GOAL – Your task is to restate the data word for word.
•••••
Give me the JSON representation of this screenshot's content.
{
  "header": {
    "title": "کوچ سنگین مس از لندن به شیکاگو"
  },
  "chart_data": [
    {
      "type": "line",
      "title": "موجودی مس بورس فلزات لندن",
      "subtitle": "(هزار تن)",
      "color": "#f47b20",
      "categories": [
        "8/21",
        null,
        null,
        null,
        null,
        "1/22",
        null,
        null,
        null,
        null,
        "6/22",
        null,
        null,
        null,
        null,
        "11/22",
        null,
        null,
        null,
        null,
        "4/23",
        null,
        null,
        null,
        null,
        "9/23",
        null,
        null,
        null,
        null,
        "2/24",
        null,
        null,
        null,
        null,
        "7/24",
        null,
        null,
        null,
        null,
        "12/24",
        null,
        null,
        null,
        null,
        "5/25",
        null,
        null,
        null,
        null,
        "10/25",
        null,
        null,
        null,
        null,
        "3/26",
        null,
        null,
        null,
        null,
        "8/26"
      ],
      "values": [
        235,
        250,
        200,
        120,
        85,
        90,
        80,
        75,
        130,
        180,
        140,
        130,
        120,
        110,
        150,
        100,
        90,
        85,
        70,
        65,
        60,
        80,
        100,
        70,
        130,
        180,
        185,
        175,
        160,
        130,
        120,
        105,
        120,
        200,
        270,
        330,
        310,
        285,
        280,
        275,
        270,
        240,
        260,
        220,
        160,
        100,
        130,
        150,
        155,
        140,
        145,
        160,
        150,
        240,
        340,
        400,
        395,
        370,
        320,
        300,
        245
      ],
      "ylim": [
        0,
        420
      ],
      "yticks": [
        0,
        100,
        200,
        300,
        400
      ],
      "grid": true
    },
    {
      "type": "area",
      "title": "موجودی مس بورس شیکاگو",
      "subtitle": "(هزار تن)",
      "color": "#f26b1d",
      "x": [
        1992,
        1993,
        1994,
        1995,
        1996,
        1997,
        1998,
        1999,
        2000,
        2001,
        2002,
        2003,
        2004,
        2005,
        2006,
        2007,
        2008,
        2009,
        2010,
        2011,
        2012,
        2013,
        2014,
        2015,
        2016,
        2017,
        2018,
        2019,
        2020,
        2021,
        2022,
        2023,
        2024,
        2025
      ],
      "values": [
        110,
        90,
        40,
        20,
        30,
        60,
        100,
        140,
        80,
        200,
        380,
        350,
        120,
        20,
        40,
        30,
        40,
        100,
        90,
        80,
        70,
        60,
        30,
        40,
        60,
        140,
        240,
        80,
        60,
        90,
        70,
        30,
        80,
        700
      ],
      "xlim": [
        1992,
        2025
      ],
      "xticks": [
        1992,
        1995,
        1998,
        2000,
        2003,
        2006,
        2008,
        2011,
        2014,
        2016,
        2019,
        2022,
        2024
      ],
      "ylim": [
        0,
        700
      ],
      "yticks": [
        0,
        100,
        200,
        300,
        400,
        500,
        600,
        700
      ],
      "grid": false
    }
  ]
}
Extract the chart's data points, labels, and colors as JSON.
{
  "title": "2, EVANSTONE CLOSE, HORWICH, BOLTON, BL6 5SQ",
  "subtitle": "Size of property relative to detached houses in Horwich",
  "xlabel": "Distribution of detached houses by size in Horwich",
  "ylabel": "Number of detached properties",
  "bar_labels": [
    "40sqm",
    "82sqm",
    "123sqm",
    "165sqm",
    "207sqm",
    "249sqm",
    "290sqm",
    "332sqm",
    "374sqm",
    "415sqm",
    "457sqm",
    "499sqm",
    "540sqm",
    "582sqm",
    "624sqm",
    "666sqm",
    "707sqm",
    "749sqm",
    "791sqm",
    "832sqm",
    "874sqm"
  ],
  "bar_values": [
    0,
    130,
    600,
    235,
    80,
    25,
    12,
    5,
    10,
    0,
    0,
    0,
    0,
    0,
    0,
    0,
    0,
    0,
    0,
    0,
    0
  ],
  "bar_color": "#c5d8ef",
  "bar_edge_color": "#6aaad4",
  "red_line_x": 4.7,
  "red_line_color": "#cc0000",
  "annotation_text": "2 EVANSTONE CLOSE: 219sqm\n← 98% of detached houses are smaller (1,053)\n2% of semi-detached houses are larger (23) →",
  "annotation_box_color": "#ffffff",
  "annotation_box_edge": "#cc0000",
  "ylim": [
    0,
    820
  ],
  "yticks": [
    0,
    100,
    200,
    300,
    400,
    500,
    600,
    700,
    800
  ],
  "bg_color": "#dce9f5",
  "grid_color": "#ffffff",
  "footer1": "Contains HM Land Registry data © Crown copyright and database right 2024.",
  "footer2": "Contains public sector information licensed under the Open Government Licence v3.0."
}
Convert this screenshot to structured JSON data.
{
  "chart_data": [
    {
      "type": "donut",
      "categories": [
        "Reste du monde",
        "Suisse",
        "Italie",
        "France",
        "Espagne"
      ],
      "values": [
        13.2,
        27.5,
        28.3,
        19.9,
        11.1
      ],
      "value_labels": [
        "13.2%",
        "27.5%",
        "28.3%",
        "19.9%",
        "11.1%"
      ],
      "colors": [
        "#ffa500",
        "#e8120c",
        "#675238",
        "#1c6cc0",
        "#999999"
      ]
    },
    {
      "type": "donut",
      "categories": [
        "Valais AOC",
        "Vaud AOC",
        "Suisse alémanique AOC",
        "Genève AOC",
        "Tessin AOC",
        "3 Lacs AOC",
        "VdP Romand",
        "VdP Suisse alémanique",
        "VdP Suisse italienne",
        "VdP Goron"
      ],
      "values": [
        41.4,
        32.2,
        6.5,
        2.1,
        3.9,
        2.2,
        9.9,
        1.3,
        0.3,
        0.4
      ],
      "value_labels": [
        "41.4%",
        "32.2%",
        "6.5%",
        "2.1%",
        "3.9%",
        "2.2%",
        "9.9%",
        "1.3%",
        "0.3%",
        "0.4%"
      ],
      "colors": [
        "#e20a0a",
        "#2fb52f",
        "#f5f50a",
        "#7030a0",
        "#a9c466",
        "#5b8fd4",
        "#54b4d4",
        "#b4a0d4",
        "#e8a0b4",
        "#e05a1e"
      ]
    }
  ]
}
•••••
TASK RESULT –
Give me the JSON representation of this screenshot's content.
{
  "header": {
    "title": "کوچ سنگین مس از لندن به شیکاگو"
  },
  "chart_data": [
    {
      "type": "line",
      "title": "موجودی مس بورس فلزات لندن",
      "subtitle": "(هزار تن)",
      "color": "#f47b20",
      "categories": [
        "8/21",
        null,
        null,
        null,
        null,
        "1/22",
        null,
        null,
        null,
        null,
        "6/22",
        null,
        null,
        null,
        null,
        "11/22",
        null,
        null,
        null,
        null,
        "4/23",
        null,
        null,
        null,
        null,
        "9/23",
        null,
        null,
        null,
        null,
        "2/24",
        null,
        null,
        null,
        null,
        "7/24",
        null,
        null,
        null,
        null,
        "12/24",
        null,
        null,
        null,
        null,
        "5/25",
        null,
        null,
        null,
        null,
        "10/25",
        null,
        null,
        null,
        null,
        "3/26",
        null,
        null,
        null,
        null,
        "8/26"
      ],
      "values": [
        235,
        250,
        200,
        120,
        85,
        90,
        80,
        75,
        130,
        180,
        140,
        130,
        120,
        110,
        150,
        100,
        90,
        85,
        70,
        65,
        60,
        80,
        100,
        70,
        130,
        180,
        185,
        175,
        160,
        130,
        120,
        105,
        120,
        200,
        270,
        330,
        310,
        285,
        280,
        275,
        270,
        240,
        260,
        220,
        160,
        100,
        130,
        150,
        155,
        140,
        145,
        160,
        150,
        240,
        340,
        400,
        395,
        370,
        320,
        300,
        245
      ],
      "ylim": [
        0,
        420
      ],
      "yticks": [
        0,
        100,
        200,
        300,
        400
      ],
      "grid": true
    },
    {
      "type": "area",
      "title": "موجودی مس بورس شیکاگو",
      "subtitle": "(هزار تن)",
      "color": "#f26b1d",
      "x": [
        1992,
        1993,
        1994,
        1995,
        1996,
        1997,
        1998,
        1999,
        2000,
        2001,
        2002,
        2003,
        2004,
        2005,
        2006,
        2007,
        2008,
        2009,
        2010,
        2011,
        2012,
        2013,
        2014,
        2015,
        2016,
        2017,
        2018,
        2019,
        2020,
        2021,
        2022,
        2023,
        2024,
        2025
      ],
      "values": [
        110,
        90,
        40,
        20,
        30,
        60,
        100,
        140,
        80,
        200,
        380,
        350,
        120,
        20,
        40,
        30,
        40,
        100,
        90,
        80,
        70,
        60,
        30,
        40,
        60,
        140,
        240,
        80,
        60,
        90,
        70,
        30,
        80,
        700
      ],
      "xlim": [
        1992,
        2025
      ],
      "xticks": [
        1992,
        1995,
        1998,
        2000,
        2003,
        2006,
        2008,
        2011,
        2014,
        2016,
        2019,
        2022,
        2024
      ],
      "ylim": [
        0,
        700
      ],
      "yticks": [
        0,
        100,
        200,
        300,
        400,
        500,
        600,
        700
      ],
      "grid": false
    }
  ]
}
Extract the chart's data points, labels, and colors as JSON.
{
  "title": "2, EVANSTONE CLOSE, HORWICH, BOLTON, BL6 5SQ",
  "subtitle": "Size of property relative to detached houses in Horwich",
  "xlabel": "Distribution of detached houses by size in Horwich",
  "ylabel": "Number of detached properties",
  "bar_labels": [
    "40sqm",
    "82sqm",
    "123sqm",
    "165sqm",
    "207sqm",
    "249sqm",
    "290sqm",
    "332sqm",
    "374sqm",
    "415sqm",
    "457sqm",
    "499sqm",
    "540sqm",
    "582sqm",
    "624sqm",
    "666sqm",
    "707sqm",
    "749sqm",
    "791sqm",
    "832sqm",
    "874sqm"
  ],
  "bar_values": [
    0,
    130,
    600,
    235,
    80,
    25,
    12,
    5,
    10,
    0,
    0,
    0,
    0,
    0,
    0,
    0,
    0,
    0,
    0,
    0,
    0
  ],
  "bar_color": "#c5d8ef",
  "bar_edge_color": "#6aaad4",
  "red_line_x": 4.7,
  "red_line_color": "#cc0000",
  "annotation_text": "2 EVANSTONE CLOSE: 219sqm\n← 98% of detached houses are smaller (1,053)\n2% of semi-detached houses are larger (23) →",
  "annotation_box_color": "#ffffff",
  "annotation_box_edge": "#cc0000",
  "ylim": [
    0,
    820
  ],
  "yticks": [
    0,
    100,
    200,
    300,
    400,
    500,
    600,
    700,
    800
  ],
  "bg_color": "#dce9f5",
  "grid_color": "#ffffff",
  "footer1": "Contains HM Land Registry data © Crown copyright and database right 2024.",
  "footer2": "Contains public sector information licensed under the Open Government Licence v3.0."
}
Convert this screenshot to structured JSON data.
{
  "chart_data": [
    {
      "type": "donut",
      "categories": [
        "Reste du monde",
        "Suisse",
        "Italie",
        "France",
        "Espagne"
      ],
      "values": [
        13.2,
        27.5,
        28.3,
        19.9,
        11.1
      ],
      "value_labels": [
        "13.2%",
        "27.5%",
        "28.3%",
        "19.9%",
        "11.1%"
      ],
      "colors": [
        "#ffa500",
        "#e8120c",
        "#675238",
        "#1c6cc0",
        "#999999"
      ]
    },
    {
      "type": "donut",
      "categories": [
        "Valais AOC",
        "Vaud AOC",
        "Suisse alémanique AOC",
        "Genève AOC",
        "Tessin AOC",
        "3 Lacs AOC",
        "VdP Romand",
        "VdP Suisse alémanique",
        "VdP Suisse italienne",
        "VdP Goron"
      ],
      "values": [
        41.4,
        32.2,
        6.5,
        2.1,
        3.9,
        2.2,
        9.9,
        1.3,
        0.3,
        0.4
      ],
      "value_labels": [
        "41.4%",
        "32.2%",
        "6.5%",
        "2.1%",
        "3.9%",
        "2.2%",
        "9.9%",
        "1.3%",
        "0.3%",
        "0.4%"
      ],
      "colors": [
        "#e20a0a",
        "#2fb52f",
        "#f5f50a",
        "#7030a0",
        "#a9c466",
        "#5b8fd4",
        "#54b4d4",
        "#b4a0d4",
        "#e8a0b4",
        "#e05a1e"
      ]
    }
  ]
}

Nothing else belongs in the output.